### What you are asked to do
Print out the material that follows word for word.

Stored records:
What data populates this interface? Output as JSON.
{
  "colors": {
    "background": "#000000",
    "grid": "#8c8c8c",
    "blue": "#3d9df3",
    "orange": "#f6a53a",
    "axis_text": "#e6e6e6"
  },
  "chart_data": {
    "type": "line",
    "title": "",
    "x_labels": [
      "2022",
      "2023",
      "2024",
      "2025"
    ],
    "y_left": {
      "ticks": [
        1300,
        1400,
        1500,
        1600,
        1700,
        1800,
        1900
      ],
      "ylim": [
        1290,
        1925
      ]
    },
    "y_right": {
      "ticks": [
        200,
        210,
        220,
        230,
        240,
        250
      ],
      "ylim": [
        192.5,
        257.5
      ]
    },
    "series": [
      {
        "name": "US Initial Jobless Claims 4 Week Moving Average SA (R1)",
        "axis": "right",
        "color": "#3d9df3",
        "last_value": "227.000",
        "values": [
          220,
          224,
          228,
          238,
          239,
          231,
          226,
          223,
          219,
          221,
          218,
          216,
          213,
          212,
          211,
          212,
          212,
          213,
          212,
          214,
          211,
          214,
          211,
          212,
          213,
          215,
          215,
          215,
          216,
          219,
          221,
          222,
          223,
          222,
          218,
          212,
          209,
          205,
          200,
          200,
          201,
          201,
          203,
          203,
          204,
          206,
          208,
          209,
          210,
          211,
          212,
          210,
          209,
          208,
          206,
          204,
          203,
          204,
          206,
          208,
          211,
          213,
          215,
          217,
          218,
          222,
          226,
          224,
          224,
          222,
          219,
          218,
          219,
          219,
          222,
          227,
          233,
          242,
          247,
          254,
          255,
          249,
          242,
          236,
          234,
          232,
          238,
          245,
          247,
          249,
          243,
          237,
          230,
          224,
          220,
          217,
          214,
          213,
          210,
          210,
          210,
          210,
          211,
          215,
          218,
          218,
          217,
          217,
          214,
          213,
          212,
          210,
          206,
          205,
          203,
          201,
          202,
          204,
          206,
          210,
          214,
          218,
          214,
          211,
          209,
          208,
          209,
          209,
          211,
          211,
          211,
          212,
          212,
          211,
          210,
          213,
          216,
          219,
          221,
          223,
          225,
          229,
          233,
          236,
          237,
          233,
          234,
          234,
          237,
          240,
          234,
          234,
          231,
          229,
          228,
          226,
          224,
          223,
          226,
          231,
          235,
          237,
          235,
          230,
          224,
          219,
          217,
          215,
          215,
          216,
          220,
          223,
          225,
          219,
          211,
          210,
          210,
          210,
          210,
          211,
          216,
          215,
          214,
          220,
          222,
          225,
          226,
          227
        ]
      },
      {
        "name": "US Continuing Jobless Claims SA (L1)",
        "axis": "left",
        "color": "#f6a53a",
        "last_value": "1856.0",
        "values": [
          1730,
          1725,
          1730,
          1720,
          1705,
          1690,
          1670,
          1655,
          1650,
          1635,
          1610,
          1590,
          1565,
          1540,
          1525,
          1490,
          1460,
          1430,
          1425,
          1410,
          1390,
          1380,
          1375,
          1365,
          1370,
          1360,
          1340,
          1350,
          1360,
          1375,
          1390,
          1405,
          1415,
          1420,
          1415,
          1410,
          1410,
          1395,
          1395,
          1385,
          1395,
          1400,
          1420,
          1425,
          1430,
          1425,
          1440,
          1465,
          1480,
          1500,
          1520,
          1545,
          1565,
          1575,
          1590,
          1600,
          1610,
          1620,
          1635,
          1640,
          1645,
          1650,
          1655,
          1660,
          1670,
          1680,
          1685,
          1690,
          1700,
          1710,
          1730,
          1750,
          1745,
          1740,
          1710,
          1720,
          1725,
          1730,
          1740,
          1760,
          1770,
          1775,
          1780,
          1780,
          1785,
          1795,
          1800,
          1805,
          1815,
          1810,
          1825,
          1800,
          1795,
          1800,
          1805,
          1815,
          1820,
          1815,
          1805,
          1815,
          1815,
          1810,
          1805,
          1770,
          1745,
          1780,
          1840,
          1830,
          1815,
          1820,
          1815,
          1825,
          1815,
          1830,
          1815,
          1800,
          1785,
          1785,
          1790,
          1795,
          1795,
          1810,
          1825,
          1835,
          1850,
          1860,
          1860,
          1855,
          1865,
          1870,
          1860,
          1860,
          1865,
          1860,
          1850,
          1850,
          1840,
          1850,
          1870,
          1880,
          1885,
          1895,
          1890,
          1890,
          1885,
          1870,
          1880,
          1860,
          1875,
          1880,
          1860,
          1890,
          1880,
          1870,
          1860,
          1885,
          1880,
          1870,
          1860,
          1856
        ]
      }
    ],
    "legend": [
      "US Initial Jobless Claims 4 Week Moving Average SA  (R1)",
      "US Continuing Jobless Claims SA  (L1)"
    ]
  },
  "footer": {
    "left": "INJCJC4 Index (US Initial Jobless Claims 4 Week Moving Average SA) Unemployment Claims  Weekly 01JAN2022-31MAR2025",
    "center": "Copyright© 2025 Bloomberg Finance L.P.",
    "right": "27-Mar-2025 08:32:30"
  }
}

### Result
What data populates this interface? Output as JSON.
{
  "colors": {
    "background": "#000000",
    "grid": "#8c8c8c",
    "blue": "#3d9df3",
    "orange": "#f6a53a",
    "axis_text": "#e6e6e6"
  },
  "chart_data": {
    "type": "line",
    "title": "",
    "x_labels": [
      "2022",
      "2023",
      "2024",
      "2025"
    ],
    "y_left": {
      "ticks": [
        1300,
        1400,
        1500,
        1600,
        1700,
        1800,
        1900
      ],
      "ylim": [
        1290,
        1925
      ]
    },
    "y_right": {
      "ticks": [
        200,
        210,
        220,
        230,
        240,
        250
      ],
      "ylim": [
        192.5,
        257.5
      ]
    },
    "series": [
      {
        "name": "US Initial Jobless Claims 4 Week Moving Average SA (R1)",
        "axis": "right",
        "color": "#3d9df3",
        "last_value": "227.000",
        "values": [
          220,
          224,
          228,
          238,
          239,
          231,
          226,
          223,
          219,
          221,
          218,
          216,
          213,
          212,
          211,
          212,
          212,
          213,
          212,
          214,
          211,
          214,
          211,
          212,
          213,
          215,
          215,
          215,
          216,
          219,
          221,
          222,
          223,
          222,
          218,
          212,
          209,
          205,
          200,
          200,
          201,
          201,
          203,
          203,
          204,
          206,
          208,
          209,
          210,
          211,
          212,
          210,
          209,
          208,
          206,
          204,
          203,
          204,
          206,
          208,
          211,
          213,
          215,
          217,
          218,
          222,
          226,
          224,
          224,
          222,
          219,
          218,
          219,
          219,
          222,
          227,
          233,
          242,
          247,
          254,
          255,
          249,
          242,
          236,
          234,
          232,
          238,
          245,
          247,
          249,
          243,
          237,
          230,
          224,
          220,
          217,
          214,
          213,
          210,
          210,
          210,
          210,
          211,
          215,
          218,
          218,
          217,
          217,
          214,
          213,
          212,
          210,
          206,
          205,
          203,
          201,
          202,
          204,
          206,
          210,
          214,
          218,
          214,
          211,
          209,
          208,
          209,
          209,
          211,
          211,
          211,
          212,
          212,
          211,
          210,
          213,
          216,
          219,
          221,
          223,
          225,
          229,
          233,
          236,
          237,
          233,
          234,
          234,
          237,
          240,
          234,
          234,
          231,
          229,
          228,
          226,
          224,
          223,
          226,
          231,
          235,
          237,
          235,
          230,
          224,
          219,
          217,
          215,
          215,
          216,
          220,
          223,
          225,
          219,
          211,
          210,
          210,
          210,
          210,
          211,
          216,
          215,
          214,
          220,
          222,
          225,
          226,
          227
        ]
      },
      {
        "name": "US Continuing Jobless Claims SA (L1)",
        "axis": "left",
        "color": "#f6a53a",
        "last_value": "1856.0",
        "values": [
          1730,
          1725,
          1730,
          1720,
          1705,
          1690,
          1670,
          1655,
          1650,
          1635,
          1610,
          1590,
          1565,
          1540,
          1525,
          1490,
          1460,
          1430,
          1425,
          1410,
          1390,
          1380,
          1375,
          1365,
          1370,
          1360,
          1340,
          1350,
          1360,
          1375,
          1390,
          1405,
          1415,
          1420,
          1415,
          1410,
          1410,
          1395,
          1395,
          1385,
          1395,
          1400,
          1420,
          1425,
          1430,
          1425,
          1440,
          1465,
          1480,
          1500,
          1520,
          1545,
          1565,
          1575,
          1590,
          1600,
          1610,
          1620,
          1635,
          1640,
          1645,
          1650,
          1655,
          1660,
          1670,
          1680,
          1685,
          1690,
          1700,
          1710,
          1730,
          1750,
          1745,
          1740,
          1710,
          1720,
          1725,
          1730,
          1740,
          1760,
          1770,
          1775,
          1780,
          1780,
          1785,
          1795,
          1800,
          1805,
          1815,
          1810,
          1825,
          1800,
          1795,
          1800,
          1805,
          1815,
          1820,
          1815,
          1805,
          1815,
          1815,
          1810,
          1805,
          1770,
          1745,
          1780,
          1840,
          1830,
          1815,
          1820,
          1815,
          1825,
          1815,
          1830,
          1815,
          1800,
          1785,
          1785,
          1790,
          1795,
          1795,
          1810,
          1825,
          1835,
          1850,
          1860,
          1860,
          1855,
          1865,
          1870,
          1860,
          1860,
          1865,
          1860,
          1850,
          1850,
          1840,
          1850,
          1870,
          1880,
          1885,
          1895,
          1890,
          1890,
          1885,
          1870,
          1880,
          1860,
          1875,
          1880,
          1860,
          1890,
          1880,
          1870,
          1860,
          1885,
          1880,
          1870,
          1860,
          1856
        ]
      }
    ],
    "legend": [
      "US Initial Jobless Claims 4 Week Moving Average SA  (R1)",
      "US Continuing Jobless Claims SA  (L1)"
    ]
  },
  "footer": {
    "left": "INJCJC4 Index (US Initial Jobless Claims 4 Week Moving Average SA) Unemployment Claims  Weekly 01JAN2022-31MAR2025",
    "center": "Copyright© 2025 Bloomberg Finance L.P.",
    "right": "27-Mar-2025 08:32:30"
  }
}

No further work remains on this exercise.